* Given instruction *
Here are some records; copy every line that holds the word "this".

* Records provided *
==*==

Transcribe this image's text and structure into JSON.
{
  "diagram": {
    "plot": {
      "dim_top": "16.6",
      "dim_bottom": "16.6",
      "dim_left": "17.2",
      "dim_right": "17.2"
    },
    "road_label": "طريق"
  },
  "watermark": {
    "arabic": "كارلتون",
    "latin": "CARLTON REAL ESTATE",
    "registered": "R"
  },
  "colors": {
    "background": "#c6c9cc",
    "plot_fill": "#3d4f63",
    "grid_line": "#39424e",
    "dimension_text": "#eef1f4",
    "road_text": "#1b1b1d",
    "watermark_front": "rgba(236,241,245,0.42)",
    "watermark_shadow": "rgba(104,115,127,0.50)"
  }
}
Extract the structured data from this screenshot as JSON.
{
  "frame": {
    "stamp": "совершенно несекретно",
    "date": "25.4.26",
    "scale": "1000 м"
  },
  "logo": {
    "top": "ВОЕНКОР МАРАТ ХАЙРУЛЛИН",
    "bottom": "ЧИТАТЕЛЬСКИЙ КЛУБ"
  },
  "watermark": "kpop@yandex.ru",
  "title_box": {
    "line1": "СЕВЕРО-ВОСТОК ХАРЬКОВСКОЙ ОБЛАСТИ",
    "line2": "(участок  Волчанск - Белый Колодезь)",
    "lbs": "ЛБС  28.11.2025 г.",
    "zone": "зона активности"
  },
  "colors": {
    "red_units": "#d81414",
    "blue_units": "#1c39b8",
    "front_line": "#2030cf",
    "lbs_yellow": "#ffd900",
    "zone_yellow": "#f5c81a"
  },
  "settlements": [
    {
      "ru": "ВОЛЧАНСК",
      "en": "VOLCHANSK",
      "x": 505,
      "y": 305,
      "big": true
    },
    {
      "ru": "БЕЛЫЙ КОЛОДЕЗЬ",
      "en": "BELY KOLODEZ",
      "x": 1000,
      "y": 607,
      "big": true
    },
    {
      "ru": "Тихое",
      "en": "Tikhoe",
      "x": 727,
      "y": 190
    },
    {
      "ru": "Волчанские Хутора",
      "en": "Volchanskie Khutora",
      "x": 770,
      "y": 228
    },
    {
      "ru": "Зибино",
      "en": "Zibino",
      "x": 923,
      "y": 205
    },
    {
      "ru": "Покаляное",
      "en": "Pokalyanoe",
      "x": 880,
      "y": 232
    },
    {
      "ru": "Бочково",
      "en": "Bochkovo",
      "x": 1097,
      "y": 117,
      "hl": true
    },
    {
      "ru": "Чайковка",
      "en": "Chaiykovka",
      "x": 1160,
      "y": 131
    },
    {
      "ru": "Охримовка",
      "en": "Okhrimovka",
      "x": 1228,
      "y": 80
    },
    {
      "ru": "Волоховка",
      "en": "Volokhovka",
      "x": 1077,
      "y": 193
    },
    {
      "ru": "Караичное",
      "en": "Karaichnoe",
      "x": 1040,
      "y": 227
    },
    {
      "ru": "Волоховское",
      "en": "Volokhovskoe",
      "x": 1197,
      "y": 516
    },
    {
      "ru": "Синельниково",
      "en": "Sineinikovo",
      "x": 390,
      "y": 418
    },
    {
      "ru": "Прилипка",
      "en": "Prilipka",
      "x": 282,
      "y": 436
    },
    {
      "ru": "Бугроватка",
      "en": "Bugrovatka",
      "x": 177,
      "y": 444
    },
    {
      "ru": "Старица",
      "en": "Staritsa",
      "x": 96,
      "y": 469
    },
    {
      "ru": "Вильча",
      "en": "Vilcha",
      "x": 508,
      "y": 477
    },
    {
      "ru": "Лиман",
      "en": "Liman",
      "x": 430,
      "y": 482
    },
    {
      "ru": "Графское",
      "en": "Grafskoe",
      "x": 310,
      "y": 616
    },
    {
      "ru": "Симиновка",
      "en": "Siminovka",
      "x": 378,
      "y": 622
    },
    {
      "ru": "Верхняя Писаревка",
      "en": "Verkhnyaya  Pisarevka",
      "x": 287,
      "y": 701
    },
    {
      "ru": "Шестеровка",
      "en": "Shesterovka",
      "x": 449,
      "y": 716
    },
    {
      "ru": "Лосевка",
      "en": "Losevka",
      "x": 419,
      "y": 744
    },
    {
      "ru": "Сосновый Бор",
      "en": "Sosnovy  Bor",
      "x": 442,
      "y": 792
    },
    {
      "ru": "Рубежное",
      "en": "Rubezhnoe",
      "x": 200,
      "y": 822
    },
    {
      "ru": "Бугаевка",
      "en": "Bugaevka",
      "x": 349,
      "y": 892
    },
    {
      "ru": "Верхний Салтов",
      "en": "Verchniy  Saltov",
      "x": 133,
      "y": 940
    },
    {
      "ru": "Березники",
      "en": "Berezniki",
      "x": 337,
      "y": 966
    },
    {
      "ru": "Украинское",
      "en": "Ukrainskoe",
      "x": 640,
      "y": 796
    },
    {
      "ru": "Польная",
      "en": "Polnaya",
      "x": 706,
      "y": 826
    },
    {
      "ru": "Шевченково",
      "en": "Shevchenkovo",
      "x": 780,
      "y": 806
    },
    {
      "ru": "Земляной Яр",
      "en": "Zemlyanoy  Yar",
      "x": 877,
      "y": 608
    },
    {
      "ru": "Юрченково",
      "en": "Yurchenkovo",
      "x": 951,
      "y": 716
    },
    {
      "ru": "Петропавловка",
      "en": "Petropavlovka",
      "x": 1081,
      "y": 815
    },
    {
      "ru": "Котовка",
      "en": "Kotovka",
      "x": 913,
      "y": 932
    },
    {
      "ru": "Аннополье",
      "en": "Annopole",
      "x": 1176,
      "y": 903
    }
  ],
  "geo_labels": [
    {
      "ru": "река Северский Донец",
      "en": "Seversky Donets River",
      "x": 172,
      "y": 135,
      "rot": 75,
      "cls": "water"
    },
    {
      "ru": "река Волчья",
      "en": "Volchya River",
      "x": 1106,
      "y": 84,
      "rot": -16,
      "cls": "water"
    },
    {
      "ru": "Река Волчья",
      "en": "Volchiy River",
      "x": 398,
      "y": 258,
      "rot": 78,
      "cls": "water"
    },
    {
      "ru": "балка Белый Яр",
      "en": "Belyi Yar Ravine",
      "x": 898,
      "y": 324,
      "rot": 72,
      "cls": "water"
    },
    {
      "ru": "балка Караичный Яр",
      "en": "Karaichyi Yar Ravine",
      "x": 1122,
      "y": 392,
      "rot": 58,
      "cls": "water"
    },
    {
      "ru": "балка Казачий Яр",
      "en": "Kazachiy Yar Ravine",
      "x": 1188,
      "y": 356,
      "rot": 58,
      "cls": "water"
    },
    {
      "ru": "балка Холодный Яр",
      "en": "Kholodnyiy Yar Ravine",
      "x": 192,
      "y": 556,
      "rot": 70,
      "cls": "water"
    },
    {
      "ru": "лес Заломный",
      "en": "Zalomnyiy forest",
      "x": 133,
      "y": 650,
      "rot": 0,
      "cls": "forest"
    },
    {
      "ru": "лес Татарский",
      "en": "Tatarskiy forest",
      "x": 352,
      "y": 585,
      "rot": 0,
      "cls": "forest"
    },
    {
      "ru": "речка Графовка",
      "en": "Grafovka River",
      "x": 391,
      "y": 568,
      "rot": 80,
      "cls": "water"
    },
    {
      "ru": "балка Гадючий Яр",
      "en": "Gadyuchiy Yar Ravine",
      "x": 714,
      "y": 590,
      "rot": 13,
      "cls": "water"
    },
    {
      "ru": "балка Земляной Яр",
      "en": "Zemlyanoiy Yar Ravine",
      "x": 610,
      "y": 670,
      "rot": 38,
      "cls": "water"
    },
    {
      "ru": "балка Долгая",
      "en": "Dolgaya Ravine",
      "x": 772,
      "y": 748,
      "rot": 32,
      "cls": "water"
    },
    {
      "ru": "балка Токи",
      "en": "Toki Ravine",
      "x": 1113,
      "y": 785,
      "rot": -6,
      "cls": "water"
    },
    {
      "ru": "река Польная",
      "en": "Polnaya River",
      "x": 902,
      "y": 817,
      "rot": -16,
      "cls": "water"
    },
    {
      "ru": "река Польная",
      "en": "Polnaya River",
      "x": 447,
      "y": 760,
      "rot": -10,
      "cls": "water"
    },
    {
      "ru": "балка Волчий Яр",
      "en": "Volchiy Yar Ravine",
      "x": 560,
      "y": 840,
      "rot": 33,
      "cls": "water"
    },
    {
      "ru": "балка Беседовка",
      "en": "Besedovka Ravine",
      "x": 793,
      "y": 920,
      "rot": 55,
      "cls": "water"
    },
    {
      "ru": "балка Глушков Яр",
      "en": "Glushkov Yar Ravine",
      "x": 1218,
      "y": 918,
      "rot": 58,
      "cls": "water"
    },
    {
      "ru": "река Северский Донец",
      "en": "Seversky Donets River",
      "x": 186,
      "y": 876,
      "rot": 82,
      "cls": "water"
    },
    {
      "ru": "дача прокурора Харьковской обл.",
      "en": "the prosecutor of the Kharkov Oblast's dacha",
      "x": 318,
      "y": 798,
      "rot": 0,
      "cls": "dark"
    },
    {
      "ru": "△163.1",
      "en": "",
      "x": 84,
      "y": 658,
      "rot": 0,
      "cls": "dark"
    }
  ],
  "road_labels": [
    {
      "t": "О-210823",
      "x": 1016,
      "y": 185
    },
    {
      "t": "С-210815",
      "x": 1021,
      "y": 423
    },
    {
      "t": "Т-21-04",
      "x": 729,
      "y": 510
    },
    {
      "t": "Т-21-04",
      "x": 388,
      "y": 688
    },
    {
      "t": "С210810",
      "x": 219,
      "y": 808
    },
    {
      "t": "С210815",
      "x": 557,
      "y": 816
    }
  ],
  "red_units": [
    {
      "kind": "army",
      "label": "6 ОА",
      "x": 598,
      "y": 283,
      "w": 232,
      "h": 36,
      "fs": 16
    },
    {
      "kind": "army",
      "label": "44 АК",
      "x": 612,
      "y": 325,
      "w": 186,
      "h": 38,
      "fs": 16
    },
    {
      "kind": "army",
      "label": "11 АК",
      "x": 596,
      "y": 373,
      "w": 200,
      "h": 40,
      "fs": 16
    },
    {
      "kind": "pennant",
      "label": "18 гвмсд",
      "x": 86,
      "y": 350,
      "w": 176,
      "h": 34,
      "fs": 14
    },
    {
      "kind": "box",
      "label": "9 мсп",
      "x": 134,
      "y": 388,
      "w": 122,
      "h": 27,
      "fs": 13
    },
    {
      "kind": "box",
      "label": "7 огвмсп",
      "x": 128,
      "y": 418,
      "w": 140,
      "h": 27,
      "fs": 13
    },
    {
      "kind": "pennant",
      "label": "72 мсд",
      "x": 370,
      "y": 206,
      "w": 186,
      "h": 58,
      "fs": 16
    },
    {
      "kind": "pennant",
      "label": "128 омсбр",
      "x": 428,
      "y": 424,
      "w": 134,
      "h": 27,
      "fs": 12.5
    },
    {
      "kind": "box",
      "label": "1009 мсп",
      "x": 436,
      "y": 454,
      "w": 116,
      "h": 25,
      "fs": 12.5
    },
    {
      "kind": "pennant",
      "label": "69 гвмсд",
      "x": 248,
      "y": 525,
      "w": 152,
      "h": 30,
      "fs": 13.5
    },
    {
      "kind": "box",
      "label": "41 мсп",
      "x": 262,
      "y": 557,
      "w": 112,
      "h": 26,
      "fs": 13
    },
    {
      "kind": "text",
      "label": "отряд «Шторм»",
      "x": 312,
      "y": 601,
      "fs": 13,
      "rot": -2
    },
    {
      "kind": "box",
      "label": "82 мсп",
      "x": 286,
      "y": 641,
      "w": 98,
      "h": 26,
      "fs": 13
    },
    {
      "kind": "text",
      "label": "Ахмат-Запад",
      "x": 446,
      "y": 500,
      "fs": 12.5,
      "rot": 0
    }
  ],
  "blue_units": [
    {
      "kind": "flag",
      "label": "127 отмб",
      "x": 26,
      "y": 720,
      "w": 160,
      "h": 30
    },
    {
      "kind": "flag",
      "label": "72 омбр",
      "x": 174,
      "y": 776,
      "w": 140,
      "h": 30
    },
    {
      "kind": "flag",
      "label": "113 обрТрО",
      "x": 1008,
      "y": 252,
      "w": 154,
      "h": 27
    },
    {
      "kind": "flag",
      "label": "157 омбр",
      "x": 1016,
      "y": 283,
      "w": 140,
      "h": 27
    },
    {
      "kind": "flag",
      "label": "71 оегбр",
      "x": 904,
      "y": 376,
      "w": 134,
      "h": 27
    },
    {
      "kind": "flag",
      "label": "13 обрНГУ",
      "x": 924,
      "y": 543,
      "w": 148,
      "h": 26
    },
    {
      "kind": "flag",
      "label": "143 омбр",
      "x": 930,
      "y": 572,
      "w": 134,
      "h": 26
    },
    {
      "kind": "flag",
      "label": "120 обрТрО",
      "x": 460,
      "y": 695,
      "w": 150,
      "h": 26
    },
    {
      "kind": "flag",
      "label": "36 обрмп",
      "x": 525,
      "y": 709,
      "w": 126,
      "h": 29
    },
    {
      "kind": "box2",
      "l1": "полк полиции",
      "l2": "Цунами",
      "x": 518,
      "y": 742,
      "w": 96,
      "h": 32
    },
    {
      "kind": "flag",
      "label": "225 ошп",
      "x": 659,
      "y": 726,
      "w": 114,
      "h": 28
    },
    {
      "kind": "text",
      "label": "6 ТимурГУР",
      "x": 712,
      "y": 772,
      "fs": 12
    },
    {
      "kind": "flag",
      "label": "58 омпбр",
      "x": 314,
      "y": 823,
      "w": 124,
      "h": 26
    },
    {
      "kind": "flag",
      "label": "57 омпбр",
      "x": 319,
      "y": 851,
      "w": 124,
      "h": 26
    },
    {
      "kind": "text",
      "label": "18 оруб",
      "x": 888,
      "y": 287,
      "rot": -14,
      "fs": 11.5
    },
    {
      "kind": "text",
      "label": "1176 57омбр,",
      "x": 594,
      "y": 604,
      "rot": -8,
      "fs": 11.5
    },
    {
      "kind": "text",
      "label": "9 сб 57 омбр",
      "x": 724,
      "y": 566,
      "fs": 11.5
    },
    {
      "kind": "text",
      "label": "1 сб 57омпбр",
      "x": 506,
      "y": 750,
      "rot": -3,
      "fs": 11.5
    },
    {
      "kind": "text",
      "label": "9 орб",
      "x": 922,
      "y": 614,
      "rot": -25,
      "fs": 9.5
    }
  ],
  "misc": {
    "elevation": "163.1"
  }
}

==*==

* Reply to the task *
Transcribe this image's text and structure into JSON.
Extract the structured data from this screenshot as JSON.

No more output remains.